* **YOUR TASK**:
Set down the full listing exactly, character for character.

- - - -

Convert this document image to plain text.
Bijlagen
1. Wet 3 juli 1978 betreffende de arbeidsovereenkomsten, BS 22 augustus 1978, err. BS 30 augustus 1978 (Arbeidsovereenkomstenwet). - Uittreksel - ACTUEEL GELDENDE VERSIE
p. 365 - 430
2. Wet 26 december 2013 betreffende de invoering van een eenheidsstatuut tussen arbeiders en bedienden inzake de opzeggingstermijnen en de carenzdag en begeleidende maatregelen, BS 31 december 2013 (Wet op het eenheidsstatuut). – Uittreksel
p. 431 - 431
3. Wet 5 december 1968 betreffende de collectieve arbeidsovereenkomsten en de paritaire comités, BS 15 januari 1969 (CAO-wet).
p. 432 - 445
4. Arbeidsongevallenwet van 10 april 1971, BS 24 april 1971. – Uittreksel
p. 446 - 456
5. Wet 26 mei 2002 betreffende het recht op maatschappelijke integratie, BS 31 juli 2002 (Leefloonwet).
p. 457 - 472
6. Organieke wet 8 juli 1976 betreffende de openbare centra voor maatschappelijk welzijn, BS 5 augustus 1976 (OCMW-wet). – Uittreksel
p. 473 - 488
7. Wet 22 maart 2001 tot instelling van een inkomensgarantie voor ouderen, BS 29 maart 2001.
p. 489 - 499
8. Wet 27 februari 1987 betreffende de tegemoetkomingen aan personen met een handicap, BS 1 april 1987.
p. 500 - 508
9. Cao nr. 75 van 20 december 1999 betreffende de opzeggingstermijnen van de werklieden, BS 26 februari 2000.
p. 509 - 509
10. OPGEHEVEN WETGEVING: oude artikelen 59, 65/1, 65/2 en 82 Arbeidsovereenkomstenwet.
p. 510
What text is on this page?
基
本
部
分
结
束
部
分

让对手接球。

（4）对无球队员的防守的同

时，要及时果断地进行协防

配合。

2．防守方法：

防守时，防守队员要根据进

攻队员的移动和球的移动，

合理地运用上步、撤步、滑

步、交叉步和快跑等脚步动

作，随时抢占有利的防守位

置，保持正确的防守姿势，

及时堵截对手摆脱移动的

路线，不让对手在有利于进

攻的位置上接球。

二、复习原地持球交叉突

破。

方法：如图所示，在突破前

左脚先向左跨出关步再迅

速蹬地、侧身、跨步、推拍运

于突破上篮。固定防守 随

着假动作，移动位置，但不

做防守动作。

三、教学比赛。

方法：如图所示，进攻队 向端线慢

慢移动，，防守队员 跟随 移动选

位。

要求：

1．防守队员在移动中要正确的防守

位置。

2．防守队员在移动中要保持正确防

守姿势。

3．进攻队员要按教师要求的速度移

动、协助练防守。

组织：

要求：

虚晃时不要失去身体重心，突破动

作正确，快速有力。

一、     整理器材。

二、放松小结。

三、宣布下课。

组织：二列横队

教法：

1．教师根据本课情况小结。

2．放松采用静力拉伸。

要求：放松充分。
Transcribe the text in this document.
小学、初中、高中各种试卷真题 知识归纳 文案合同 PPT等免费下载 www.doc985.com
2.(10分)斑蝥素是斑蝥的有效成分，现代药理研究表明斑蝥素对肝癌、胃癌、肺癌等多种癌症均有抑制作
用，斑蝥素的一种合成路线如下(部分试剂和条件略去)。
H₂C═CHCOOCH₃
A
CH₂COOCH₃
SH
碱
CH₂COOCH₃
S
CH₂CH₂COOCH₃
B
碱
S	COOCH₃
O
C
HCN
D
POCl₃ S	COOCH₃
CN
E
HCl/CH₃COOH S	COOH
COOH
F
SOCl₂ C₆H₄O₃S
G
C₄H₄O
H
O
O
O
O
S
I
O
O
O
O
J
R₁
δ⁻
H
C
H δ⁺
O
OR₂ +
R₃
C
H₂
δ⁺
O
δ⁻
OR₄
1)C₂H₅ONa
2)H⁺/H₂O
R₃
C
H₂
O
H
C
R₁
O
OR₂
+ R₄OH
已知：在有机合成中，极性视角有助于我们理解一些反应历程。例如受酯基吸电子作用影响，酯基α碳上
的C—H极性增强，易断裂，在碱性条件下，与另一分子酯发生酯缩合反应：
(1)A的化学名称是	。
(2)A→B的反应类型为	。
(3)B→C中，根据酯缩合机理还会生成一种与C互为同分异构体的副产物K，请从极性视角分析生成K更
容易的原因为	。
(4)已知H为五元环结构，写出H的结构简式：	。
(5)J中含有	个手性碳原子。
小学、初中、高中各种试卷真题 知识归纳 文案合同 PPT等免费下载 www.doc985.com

- - - -

* **OUTPUT BELOW**:
Convert this document image to plain text.
Bijlagen
1. Wet 3 juli 1978 betreffende de arbeidsovereenkomsten, BS 22 augustus 1978, err. BS 30 augustus 1978 (Arbeidsovereenkomstenwet). - Uittreksel - ACTUEEL GELDENDE VERSIE
p. 365 - 430
2. Wet 26 december 2013 betreffende de invoering van een eenheidsstatuut tussen arbeiders en bedienden inzake de opzeggingstermijnen en de carenzdag en begeleidende maatregelen, BS 31 december 2013 (Wet op het eenheidsstatuut). – Uittreksel
p. 431 - 431
3. Wet 5 december 1968 betreffende de collectieve arbeidsovereenkomsten en de paritaire comités, BS 15 januari 1969 (CAO-wet).
p. 432 - 445
4. Arbeidsongevallenwet van 10 april 1971, BS 24 april 1971. – Uittreksel
p. 446 - 456
5. Wet 26 mei 2002 betreffende het recht op maatschappelijke integratie, BS 31 juli 2002 (Leefloonwet).
p. 457 - 472
6. Organieke wet 8 juli 1976 betreffende de openbare centra voor maatschappelijk welzijn, BS 5 augustus 1976 (OCMW-wet). – Uittreksel
p. 473 - 488
7. Wet 22 maart 2001 tot instelling van een inkomensgarantie voor ouderen, BS 29 maart 2001.
p. 489 - 499
8. Wet 27 februari 1987 betreffende de tegemoetkomingen aan personen met een handicap, BS 1 april 1987.
p. 500 - 508
9. Cao nr. 75 van 20 december 1999 betreffende de opzeggingstermijnen van de werklieden, BS 26 februari 2000.
p. 509 - 509
10. OPGEHEVEN WETGEVING: oude artikelen 59, 65/1, 65/2 en 82 Arbeidsovereenkomstenwet.
p. 510
What text is on this page?
基
本
部
分
结
束
部
分

让对手接球。

（4）对无球队员的防守的同

时，要及时果断地进行协防

配合。

2．防守方法：

防守时，防守队员要根据进

攻队员的移动和球的移动，

合理地运用上步、撤步、滑

步、交叉步和快跑等脚步动

作，随时抢占有利的防守位

置，保持正确的防守姿势，

及时堵截对手摆脱移动的

路线，不让对手在有利于进

攻的位置上接球。

二、复习原地持球交叉突

破。

方法：如图所示，在突破前

左脚先向左跨出关步再迅

速蹬地、侧身、跨步、推拍运

于突破上篮。固定防守 随

着假动作，移动位置，但不

做防守动作。

三、教学比赛。

方法：如图所示，进攻队 向端线慢

慢移动，，防守队员 跟随 移动选

位。

要求：

1．防守队员在移动中要正确的防守

位置。

2．防守队员在移动中要保持正确防

守姿势。

3．进攻队员要按教师要求的速度移

动、协助练防守。

组织：

要求：

虚晃时不要失去身体重心，突破动

作正确，快速有力。

一、     整理器材。

二、放松小结。

三、宣布下课。

组织：二列横队

教法：

1．教师根据本课情况小结。

2．放松采用静力拉伸。

要求：放松充分。
Transcribe the text in this document.
小学、初中、高中各种试卷真题 知识归纳 文案合同 PPT等免费下载 www.doc985.com
2.(10分)斑蝥素是斑蝥的有效成分，现代药理研究表明斑蝥素对肝癌、胃癌、肺癌等多种癌症均有抑制作
用，斑蝥素的一种合成路线如下(部分试剂和条件略去)。
H₂C═CHCOOCH₃
A
CH₂COOCH₃
SH
碱
CH₂COOCH₃
S
CH₂CH₂COOCH₃
B
碱
S	COOCH₃
O
C
HCN
D
POCl₃ S	COOCH₃
CN
E
HCl/CH₃COOH S	COOH
COOH
F
SOCl₂ C₆H₄O₃S
G
C₄H₄O
H
O
O
O
O
S
I
O
O
O
O
J
R₁
δ⁻
H
C
H δ⁺
O
OR₂ +
R₃
C
H₂
δ⁺
O
δ⁻
OR₄
1)C₂H₅ONa
2)H⁺/H₂O
R₃
C
H₂
O
H
C
R₁
O
OR₂
+ R₄OH
已知：在有机合成中，极性视角有助于我们理解一些反应历程。例如受酯基吸电子作用影响，酯基α碳上
的C—H极性增强，易断裂，在碱性条件下，与另一分子酯发生酯缩合反应：
(1)A的化学名称是	。
(2)A→B的反应类型为	。
(3)B→C中，根据酯缩合机理还会生成一种与C互为同分异构体的副产物K，请从极性视角分析生成K更
容易的原因为	。
(4)已知H为五元环结构，写出H的结构简式：	。
(5)J中含有	个手性碳原子。
小学、初中、高中各种试卷真题 知识归纳 文案合同 PPT等免费下载 www.doc985.com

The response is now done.